--- start Exercise data ---
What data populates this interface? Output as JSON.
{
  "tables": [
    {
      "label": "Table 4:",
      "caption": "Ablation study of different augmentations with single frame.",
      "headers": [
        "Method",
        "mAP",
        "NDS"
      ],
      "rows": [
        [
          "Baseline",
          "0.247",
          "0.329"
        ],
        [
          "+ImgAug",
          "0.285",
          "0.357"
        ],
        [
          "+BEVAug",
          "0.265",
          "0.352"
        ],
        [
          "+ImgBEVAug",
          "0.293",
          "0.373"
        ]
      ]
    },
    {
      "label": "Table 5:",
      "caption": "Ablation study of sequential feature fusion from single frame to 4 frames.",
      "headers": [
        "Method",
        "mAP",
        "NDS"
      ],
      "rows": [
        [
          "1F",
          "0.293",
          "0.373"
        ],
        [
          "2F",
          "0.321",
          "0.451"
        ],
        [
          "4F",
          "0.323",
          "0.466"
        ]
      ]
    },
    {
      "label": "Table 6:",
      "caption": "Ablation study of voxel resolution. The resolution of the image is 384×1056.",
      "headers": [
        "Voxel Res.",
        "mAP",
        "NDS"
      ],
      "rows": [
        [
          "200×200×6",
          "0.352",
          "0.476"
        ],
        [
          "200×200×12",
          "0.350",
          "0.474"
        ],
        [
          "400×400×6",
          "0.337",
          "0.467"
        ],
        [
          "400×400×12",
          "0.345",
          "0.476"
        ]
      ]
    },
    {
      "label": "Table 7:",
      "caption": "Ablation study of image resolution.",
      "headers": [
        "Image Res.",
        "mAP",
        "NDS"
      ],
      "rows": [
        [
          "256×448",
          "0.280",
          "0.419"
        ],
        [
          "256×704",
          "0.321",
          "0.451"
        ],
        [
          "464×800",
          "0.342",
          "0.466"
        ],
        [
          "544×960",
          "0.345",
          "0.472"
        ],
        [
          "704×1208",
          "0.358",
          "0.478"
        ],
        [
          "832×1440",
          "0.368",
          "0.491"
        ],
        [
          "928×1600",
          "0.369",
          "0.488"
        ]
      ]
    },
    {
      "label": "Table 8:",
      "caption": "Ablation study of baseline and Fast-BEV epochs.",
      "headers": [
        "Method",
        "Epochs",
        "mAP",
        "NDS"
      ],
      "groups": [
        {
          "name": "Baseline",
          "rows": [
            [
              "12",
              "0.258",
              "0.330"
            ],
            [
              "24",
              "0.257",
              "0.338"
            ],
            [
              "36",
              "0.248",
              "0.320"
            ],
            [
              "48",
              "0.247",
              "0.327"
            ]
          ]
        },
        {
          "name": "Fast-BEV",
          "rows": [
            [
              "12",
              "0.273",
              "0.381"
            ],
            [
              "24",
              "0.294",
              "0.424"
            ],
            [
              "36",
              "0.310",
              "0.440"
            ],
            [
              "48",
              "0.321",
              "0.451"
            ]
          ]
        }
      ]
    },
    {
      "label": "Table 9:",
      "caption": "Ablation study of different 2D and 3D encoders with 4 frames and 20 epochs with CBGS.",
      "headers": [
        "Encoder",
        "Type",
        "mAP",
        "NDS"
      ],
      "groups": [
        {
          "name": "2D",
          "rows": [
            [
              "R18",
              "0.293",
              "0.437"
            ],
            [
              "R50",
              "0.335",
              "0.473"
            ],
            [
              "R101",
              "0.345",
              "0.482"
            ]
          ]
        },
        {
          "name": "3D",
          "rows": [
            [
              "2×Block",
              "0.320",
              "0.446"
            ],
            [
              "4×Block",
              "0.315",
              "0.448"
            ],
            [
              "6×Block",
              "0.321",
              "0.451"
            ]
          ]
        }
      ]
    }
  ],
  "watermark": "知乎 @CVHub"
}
--- end Exercise data ---
# [Exercise goal]
Using the entries above, return each line in which the word "single" occurs.

# [Task response]
      "caption": "Ablation study of different augmentations with single frame.",
      "caption": "Ablation study of sequential feature fusion from single frame to 4 frames.",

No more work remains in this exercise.